Write the next part of the forum discussion comparing Toyota pickups and Jeep Wranglers, picking up from its final line.

━━ DOCUMENT SEGMENT

The Toyota hands down...

I have a extra cab 4x4 V6 Toyota pickup and it can do it all, the bed is great for bikes.


----------



## warmseth (Jan 12, 2004)

well i guess i'll be the odd man and say...TOYOTA!  the resale is one of the best of any car made, and there is a reason for that. they are great trucks


----------



## FuelFan90 (Dec 23, 2003)

i'll be the first to vote for the tj. i've known quite a few people that have had them for over 100,000 miles and had no problem. i owned an '88 yj and also had zero problems even with the amc designed six and constant mudding/thrashing. i put over 100k on that jeep until i sold it for $1000 more than i paid for it. wranglers actually hold their value pretty well, especially if you sell in the summer. i actually looked at a few toyota pickup trucks and found a better deal on the jeep. as far as jeep's not being made for off road, that's pretty ridiculous. ask anyone into four wheelin and they'll usually say solid axle over ifs any day. jeeps have really gotten better the past few years with the redesigns.


----------



## DudeOnABike (Dec 24, 2003)

━━━━
━━ SUPPLIED ENTRIES

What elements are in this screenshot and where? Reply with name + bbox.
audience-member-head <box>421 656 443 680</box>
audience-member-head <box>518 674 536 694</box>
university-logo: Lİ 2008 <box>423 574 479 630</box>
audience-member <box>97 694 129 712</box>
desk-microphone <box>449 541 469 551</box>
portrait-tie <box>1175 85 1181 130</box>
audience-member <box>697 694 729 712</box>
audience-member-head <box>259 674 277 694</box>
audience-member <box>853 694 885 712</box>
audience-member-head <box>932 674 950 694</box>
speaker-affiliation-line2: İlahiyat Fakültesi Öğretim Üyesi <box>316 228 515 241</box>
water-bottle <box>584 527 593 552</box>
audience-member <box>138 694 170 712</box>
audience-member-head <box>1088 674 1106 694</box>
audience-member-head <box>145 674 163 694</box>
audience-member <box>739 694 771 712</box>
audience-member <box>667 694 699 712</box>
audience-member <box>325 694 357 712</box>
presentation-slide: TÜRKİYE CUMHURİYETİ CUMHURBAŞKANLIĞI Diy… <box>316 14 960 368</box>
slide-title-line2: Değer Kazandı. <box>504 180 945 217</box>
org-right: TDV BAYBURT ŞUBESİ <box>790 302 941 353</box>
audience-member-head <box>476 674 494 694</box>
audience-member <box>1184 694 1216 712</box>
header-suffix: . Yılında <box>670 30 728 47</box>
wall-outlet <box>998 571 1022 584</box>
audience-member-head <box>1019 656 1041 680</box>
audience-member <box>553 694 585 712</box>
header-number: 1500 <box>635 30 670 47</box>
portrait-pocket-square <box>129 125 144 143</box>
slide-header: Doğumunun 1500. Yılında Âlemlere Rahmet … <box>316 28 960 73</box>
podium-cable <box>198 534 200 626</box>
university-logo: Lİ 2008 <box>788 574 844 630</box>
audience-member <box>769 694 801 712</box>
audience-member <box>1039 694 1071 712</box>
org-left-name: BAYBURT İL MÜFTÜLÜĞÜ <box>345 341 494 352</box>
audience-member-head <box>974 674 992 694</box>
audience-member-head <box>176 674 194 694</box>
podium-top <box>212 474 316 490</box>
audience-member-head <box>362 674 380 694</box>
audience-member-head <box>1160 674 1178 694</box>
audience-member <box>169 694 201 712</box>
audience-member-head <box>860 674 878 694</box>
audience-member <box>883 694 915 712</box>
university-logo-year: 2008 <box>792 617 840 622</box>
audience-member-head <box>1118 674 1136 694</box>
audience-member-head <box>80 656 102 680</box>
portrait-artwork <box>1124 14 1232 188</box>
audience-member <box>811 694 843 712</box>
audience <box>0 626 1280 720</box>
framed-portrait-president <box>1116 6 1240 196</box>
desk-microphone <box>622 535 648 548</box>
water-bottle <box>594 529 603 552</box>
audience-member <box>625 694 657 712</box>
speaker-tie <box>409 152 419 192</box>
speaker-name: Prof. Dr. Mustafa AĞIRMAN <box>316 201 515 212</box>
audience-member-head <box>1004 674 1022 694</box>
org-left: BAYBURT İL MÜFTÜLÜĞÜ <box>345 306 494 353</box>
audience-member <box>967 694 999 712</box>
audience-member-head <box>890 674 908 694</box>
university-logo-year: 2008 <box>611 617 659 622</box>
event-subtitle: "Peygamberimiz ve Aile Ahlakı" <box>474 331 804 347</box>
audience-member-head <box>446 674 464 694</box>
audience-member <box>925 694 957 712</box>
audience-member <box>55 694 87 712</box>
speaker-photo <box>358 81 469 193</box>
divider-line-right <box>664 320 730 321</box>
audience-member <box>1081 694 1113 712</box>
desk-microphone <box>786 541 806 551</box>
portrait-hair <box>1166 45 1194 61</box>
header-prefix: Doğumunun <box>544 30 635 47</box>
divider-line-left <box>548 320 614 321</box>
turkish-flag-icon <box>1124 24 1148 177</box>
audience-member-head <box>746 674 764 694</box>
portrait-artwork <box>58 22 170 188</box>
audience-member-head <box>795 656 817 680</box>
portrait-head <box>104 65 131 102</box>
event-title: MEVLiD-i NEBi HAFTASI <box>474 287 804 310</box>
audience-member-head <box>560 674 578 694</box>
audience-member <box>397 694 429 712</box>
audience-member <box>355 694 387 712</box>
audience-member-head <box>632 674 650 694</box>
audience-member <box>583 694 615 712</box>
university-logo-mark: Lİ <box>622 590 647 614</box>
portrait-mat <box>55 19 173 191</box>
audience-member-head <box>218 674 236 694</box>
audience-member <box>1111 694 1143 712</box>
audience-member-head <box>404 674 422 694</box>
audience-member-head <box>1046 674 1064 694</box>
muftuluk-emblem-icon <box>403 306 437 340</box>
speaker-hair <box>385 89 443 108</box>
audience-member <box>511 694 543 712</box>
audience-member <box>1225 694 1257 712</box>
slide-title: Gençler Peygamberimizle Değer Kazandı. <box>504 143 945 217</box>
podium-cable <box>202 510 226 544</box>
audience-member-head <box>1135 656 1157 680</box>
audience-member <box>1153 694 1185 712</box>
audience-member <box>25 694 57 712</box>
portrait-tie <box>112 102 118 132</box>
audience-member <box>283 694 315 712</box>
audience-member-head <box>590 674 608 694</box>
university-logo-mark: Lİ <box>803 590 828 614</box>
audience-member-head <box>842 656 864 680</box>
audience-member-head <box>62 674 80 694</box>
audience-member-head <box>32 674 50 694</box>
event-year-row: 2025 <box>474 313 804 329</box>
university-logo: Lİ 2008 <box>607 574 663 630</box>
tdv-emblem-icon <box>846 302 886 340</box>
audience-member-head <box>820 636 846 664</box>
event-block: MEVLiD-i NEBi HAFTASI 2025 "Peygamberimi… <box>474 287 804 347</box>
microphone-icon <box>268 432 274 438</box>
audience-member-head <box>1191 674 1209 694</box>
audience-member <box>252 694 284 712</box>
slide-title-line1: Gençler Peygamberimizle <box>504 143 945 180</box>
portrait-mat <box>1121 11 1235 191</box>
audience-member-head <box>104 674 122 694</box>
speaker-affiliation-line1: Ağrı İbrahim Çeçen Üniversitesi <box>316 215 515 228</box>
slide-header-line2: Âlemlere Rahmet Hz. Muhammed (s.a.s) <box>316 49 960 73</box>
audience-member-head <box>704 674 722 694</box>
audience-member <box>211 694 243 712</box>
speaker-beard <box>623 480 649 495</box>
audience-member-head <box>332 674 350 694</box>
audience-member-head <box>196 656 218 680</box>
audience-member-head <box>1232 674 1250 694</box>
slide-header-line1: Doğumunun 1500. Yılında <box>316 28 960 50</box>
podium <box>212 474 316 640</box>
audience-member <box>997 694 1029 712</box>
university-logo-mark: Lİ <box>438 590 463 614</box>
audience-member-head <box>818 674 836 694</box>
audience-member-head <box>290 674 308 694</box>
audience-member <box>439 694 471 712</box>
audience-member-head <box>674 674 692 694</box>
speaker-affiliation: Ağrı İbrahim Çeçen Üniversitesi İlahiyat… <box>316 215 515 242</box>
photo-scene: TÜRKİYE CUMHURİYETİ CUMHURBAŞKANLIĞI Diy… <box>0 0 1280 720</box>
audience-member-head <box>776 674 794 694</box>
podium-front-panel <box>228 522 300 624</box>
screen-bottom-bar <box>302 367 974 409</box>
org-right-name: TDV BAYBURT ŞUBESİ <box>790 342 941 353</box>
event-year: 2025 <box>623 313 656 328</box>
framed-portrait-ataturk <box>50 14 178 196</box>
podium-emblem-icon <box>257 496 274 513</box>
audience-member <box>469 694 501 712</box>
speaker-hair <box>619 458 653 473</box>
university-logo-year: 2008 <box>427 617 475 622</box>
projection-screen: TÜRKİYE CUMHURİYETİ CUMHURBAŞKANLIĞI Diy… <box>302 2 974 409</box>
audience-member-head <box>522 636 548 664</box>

━━━━

## EXERCISE RESULT
I don't have an opinion here, but I'm curious as to how you narrowed your search down to these two vehicles? Nothing wrong with either car, but it seems odd since they are in completely different fields. One is a a pickup truck and the other is the sports car of the SUV world. These two become the finalists? Seems like you would come to two trucks or two small suv's. I'm not criticizing, just confused/curious.

Have fun with the new wheels. and I'd like to have a jeep if that means anything to ya.


----------



## KgB (Jan 13, 2004)

*Rubicon*



FuelFan90 said:


> as far as jeep's not being made for off road, that's pretty ridiculous. ask anyone into four wheelin and they'll usually say solid axle over ifs any day. jeeps have really gotten better the past few years with the redesigns.


The Rubicon jeep is pretty hardcore,The best jeep ever to come off the assembly line.


----------



## sstaurus (Jan 18, 2004)

Jeep not meant for offroad? What are you on? Nothing beats it. (I'm speaking of the Wrangler)


----------



## KgB (Jan 13, 2004)

*Jeep video*

nothing beats a wrangler like Moab
http://www.vintageoffroad.com/videos/hellsroll2.mpeg


----------



## Kevin_O (Jan 12, 2004)

The Dude said:


> i am torn between these 2 vehicles....i need versalitity as well as fun..i would get the ext cab tacoma with trd off road pkg. the mean lookin ones.....or a jeep wrangler which can be made into a mean lookin vehicle.....help pleaz


Dude,
Taco's are definitely versatile and pretty fun. Lots of mods you can do to the V6 engine. Get the 4x4 w/ locking diff. I'd go TRD from factory to keep it simple although you can add that stuff aftermarket for cheaper if you like to do mods and stuff.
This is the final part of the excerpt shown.